- Given exercise: Each entry below is to be given again word for word, with no pictures.

- Material for this exercise:
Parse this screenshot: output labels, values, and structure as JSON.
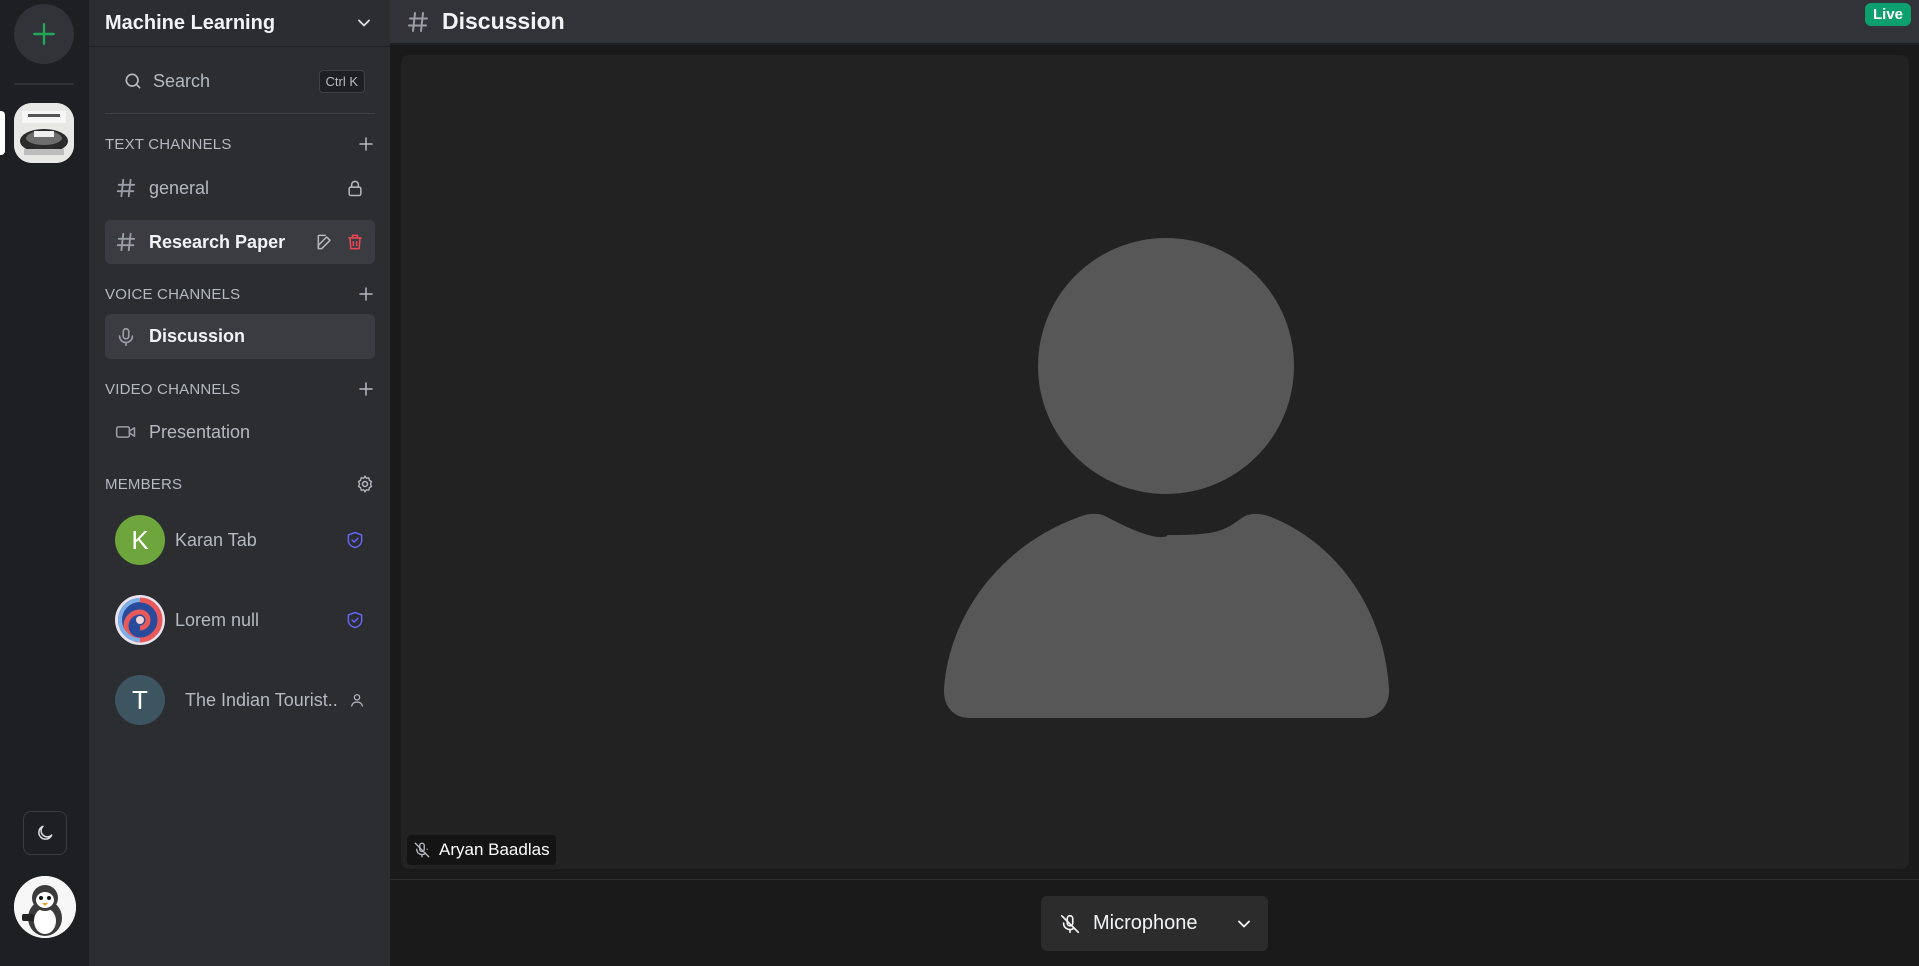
{
  "rail": {
    "add_icon": "plus-icon",
    "server_icon": "server-icon-machine-learning",
    "theme_icon": "moon-icon",
    "user_avatar": "penguin-avatar"
  },
  "sidebar": {
    "server_name": "Machine Learning",
    "search": {
      "label": "Search",
      "shortcut": "Ctrl K"
    },
    "text_channels": {
      "label": "TEXT CHANNELS",
      "items": [
        {
          "label": "general",
          "icon": "hash-icon",
          "trailing": "lock-icon"
        },
        {
          "label": "Research Paper",
          "icon": "hash-icon",
          "trailing": "edit-delete"
        }
      ]
    },
    "voice_channels": {
      "label": "VOICE CHANNELS",
      "items": [
        {
          "label": "Discussion",
          "icon": "mic-icon"
        }
      ]
    },
    "video_channels": {
      "label": "VIDEO CHANNELS",
      "items": [
        {
          "label": "Presentation",
          "icon": "video-icon"
        }
      ]
    },
    "members": {
      "label": "MEMBERS",
      "items": [
        {
          "name": "Karan Tab",
          "initial": "K",
          "role": "moderator",
          "avatar_color": "#6ea53c"
        },
        {
          "name": "Lorem null",
          "initial": "",
          "role": "moderator",
          "avatar_color": "#3a5ba8"
        },
        {
          "name": "The Indian Tourist..",
          "initial": "T",
          "role": "guest",
          "avatar_color": "#3d5560"
        }
      ]
    }
  },
  "main": {
    "channel_title": "Discussion",
    "live_badge": "Live",
    "participant": {
      "name": "Aryan Baadlas",
      "muted": true
    },
    "controls": {
      "microphone_label": "Microphone"
    }
  },
  "colors": {
    "accent_green": "#23a55a",
    "live_green": "#0e9f6e",
    "moderator_icon": "#6366f1",
    "delete_red": "#f04752"
  }
}
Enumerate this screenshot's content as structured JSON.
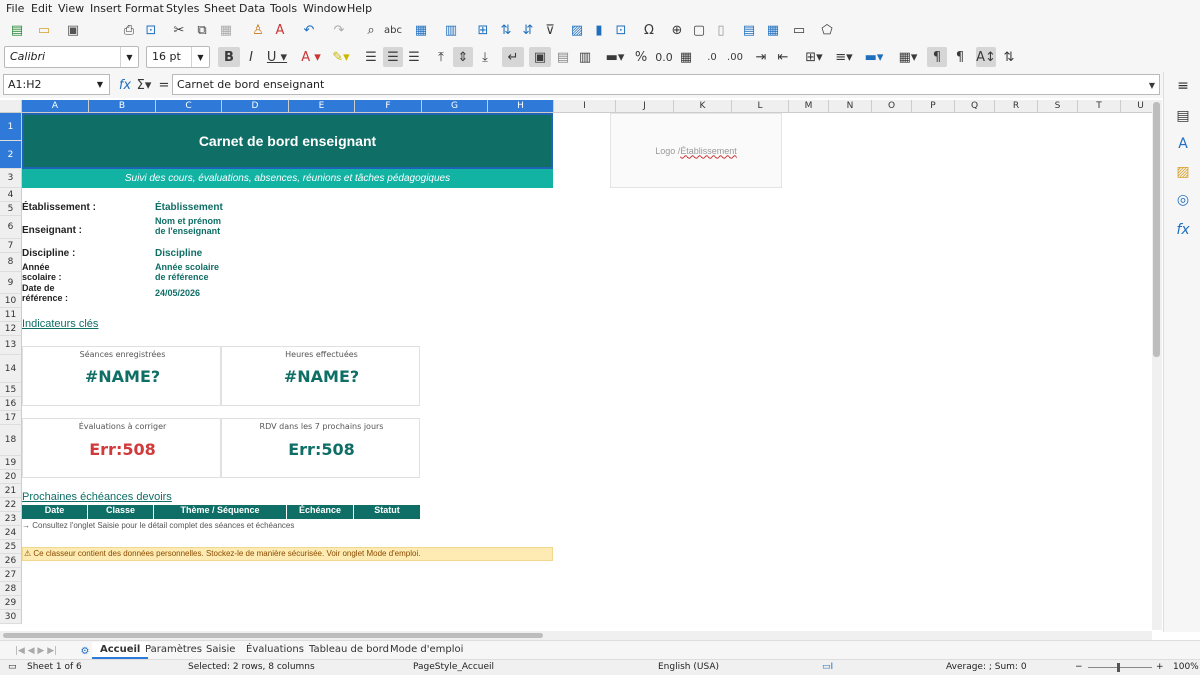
{
  "menu": [
    "File",
    "Edit",
    "View",
    "Insert",
    "Format",
    "Styles",
    "Sheet",
    "Data",
    "Tools",
    "Window",
    "Help"
  ],
  "format_bar": {
    "font_name": "Calibri",
    "font_size": "16 pt"
  },
  "formula_bar": {
    "name_box": "A1:H2",
    "formula": "Carnet de bord enseignant",
    "fx": "fx",
    "sigma": "Σ",
    "equals": "="
  },
  "columns": [
    "A",
    "B",
    "C",
    "D",
    "E",
    "F",
    "G",
    "H",
    "I",
    "J",
    "K",
    "L",
    "M",
    "N",
    "O",
    "P",
    "Q",
    "R",
    "S",
    "T",
    "U"
  ],
  "rows": [
    "1",
    "2",
    "3",
    "4",
    "5",
    "6",
    "7",
    "8",
    "9",
    "10",
    "11",
    "12",
    "13",
    "14",
    "15",
    "16",
    "17",
    "18",
    "19",
    "20",
    "21",
    "22",
    "23",
    "24",
    "25",
    "26",
    "27",
    "28",
    "29",
    "30"
  ],
  "sheet": {
    "title": "Carnet de bord enseignant",
    "subtitle": "Suivi des cours, évaluations, absences, réunions et tâches pédagogiques",
    "logo_prefix": "Logo / ",
    "logo_word": "Établissement",
    "fields": [
      {
        "label": "Établissement :",
        "value": "Établissement"
      },
      {
        "label": "Enseignant :",
        "value": "Nom et prénom de l'enseignant"
      },
      {
        "label": "Discipline :",
        "value": "Discipline"
      },
      {
        "label": "Année scolaire :",
        "value": "Année scolaire de référence"
      },
      {
        "label": "Date de référence :",
        "value": "24/05/2026"
      }
    ],
    "kpi_heading": "Indicateurs clés",
    "kpis": [
      {
        "label": "Séances enregistrées",
        "value": "#NAME?"
      },
      {
        "label": "Heures effectuées",
        "value": "#NAME?"
      },
      {
        "label": "Évaluations à corriger",
        "value": "Err:508"
      },
      {
        "label": "RDV dans les 7 prochains jours",
        "value": "Err:508"
      }
    ],
    "deadlines_heading": "Prochaines échéances devoirs",
    "deadline_columns": [
      "Date",
      "Classe",
      "Thème / Séquence",
      "Échéance",
      "Statut"
    ],
    "hint": "→ Consultez l'onglet Saisie pour le détail complet des séances et échéances",
    "warning": "⚠ Ce classeur contient des données personnelles. Stockez-le de manière sécurisée. Voir onglet Mode d'emploi."
  },
  "tabs": [
    "Accueil",
    "Paramètres",
    "Saisie",
    "Évaluations",
    "Tableau de bord",
    "Mode d'emploi"
  ],
  "status": {
    "sheet": "Sheet 1 of 6",
    "selection": "Selected: 2 rows, 8 columns",
    "page_style": "PageStyle_Accueil",
    "language": "English (USA)",
    "sum": "Average: ; Sum: 0",
    "zoom": "100%"
  },
  "colors": {
    "title_bg": "#0f6e66",
    "subtitle_bg": "#13b3a4",
    "accent_text": "#0f6e66",
    "error_red": "#d03a3a",
    "warning_bg": "#fdebb3"
  }
}
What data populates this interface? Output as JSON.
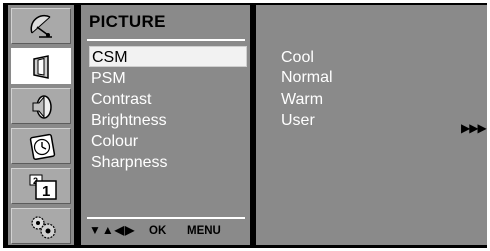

- Correct answer:
Parse this screenshot: output labels, values, and structure as JSON.
{
  "rail": {
    "add_icon": "plus-icon",
    "server_icon": "server-icon-machine-learning",
    "theme_icon": "moon-icon",
    "user_avatar": "penguin-avatar"
  },
  "sidebar": {
    "server_name": "Machine Learning",
    "search": {
      "label": "Search",
      "shortcut": "Ctrl K"
    },
    "text_channels": {
      "label": "TEXT CHANNELS",
      "items": [
        {
          "label": "general",
          "icon": "hash-icon",
          "trailing": "lock-icon"
        },
        {
          "label": "Research Paper",
          "icon": "hash-icon",
          "trailing": "edit-delete"
        }
      ]
    },
    "voice_channels": {
      "label": "VOICE CHANNELS",
      "items": [
        {
          "label": "Discussion",
          "icon": "mic-icon"
        }
      ]
    },
    "video_channels": {
      "label": "VIDEO CHANNELS",
      "items": [
        {
          "label": "Presentation",
          "icon": "video-icon"
        }
      ]
    },
    "members": {
      "label": "MEMBERS",
      "items": [
        {
          "name": "Karan Tab",
          "initial": "K",
          "role": "moderator",
          "avatar_color": "#6ea53c"
        },
        {
          "name": "Lorem null",
          "initial": "",
          "role": "moderator",
          "avatar_color": "#3a5ba8"
        },
        {
          "name": "The Indian Tourist..",
          "initial": "T",
          "role": "guest",
          "avatar_color": "#3d5560"
        }
      ]
    }
  },
  "main": {
    "channel_title": "Discussion",
    "live_badge": "Live",
    "participant": {
      "name": "Aryan Baadlas",
      "muted": true
    },
    "controls": {
      "microphone_label": "Microphone"
    }
  },
  "colors": {
    "accent_green": "#23a55a",
    "live_green": "#0e9f6e",
    "moderator_icon": "#6366f1",
    "delete_red": "#f04752"
  }
}
Enumerate this screenshot's content as structured JSON.
{
  "menu": [
    "File",
    "Edit",
    "View",
    "Insert",
    "Format",
    "Styles",
    "Sheet",
    "Data",
    "Tools",
    "Window",
    "Help"
  ],
  "format_bar": {
    "font_name": "Calibri",
    "font_size": "16 pt"
  },
  "formula_bar": {
    "name_box": "A1:H2",
    "formula": "Carnet de bord enseignant",
    "fx": "fx",
    "sigma": "Σ",
    "equals": "="
  },
  "columns": [
    "A",
    "B",
    "C",
    "D",
    "E",
    "F",
    "G",
    "H",
    "I",
    "J",
    "K",
    "L",
    "M",
    "N",
    "O",
    "P",
    "Q",
    "R",
    "S",
    "T",
    "U"
  ],
  "rows": [
    "1",
    "2",
    "3",
    "4",
    "5",
    "6",
    "7",
    "8",
    "9",
    "10",
    "11",
    "12",
    "13",
    "14",
    "15",
    "16",
    "17",
    "18",
    "19",
    "20",
    "21",
    "22",
    "23",
    "24",
    "25",
    "26",
    "27",
    "28",
    "29",
    "30"
  ],
  "sheet": {
    "title": "Carnet de bord enseignant",
    "subtitle": "Suivi des cours, évaluations, absences, réunions et tâches pédagogiques",
    "logo_prefix": "Logo / ",
    "logo_word": "Établissement",
    "fields": [
      {
        "label": "Établissement :",
        "value": "Établissement"
      },
      {
        "label": "Enseignant :",
        "value": "Nom et prénom de l'enseignant"
      },
      {
        "label": "Discipline :",
        "value": "Discipline"
      },
      {
        "label": "Année scolaire :",
        "value": "Année scolaire de référence"
      },
      {
        "label": "Date de référence :",
        "value": "24/05/2026"
      }
    ],
    "kpi_heading": "Indicateurs clés",
    "kpis": [
      {
        "label": "Séances enregistrées",
        "value": "#NAME?"
      },
      {
        "label": "Heures effectuées",
        "value": "#NAME?"
      },
      {
        "label": "Évaluations à corriger",
        "value": "Err:508"
      },
      {
        "label": "RDV dans les 7 prochains jours",
        "value": "Err:508"
      }
    ],
    "deadlines_heading": "Prochaines échéances devoirs",
    "deadline_columns": [
      "Date",
      "Classe",
      "Thème / Séquence",
      "Échéance",
      "Statut"
    ],
    "hint": "→ Consultez l'onglet Saisie pour le détail complet des séances et échéances",
    "warning": "⚠ Ce classeur contient des données personnelles. Stockez-le de manière sécurisée. Voir onglet Mode d'emploi."
  },
  "tabs": [
    "Accueil",
    "Paramètres",
    "Saisie",
    "Évaluations",
    "Tableau de bord",
    "Mode d'emploi"
  ],
  "status": {
    "sheet": "Sheet 1 of 6",
    "selection": "Selected: 2 rows, 8 columns",
    "page_style": "PageStyle_Accueil",
    "language": "English (USA)",
    "sum": "Average: ; Sum: 0",
    "zoom": "100%"
  },
  "colors": {
    "title_bg": "#0f6e66",
    "subtitle_bg": "#13b3a4",
    "accent_text": "#0f6e66",
    "error_red": "#d03a3a",
    "warning_bg": "#fdebb3"
  }
}
What data populates this interface? Output as JSON.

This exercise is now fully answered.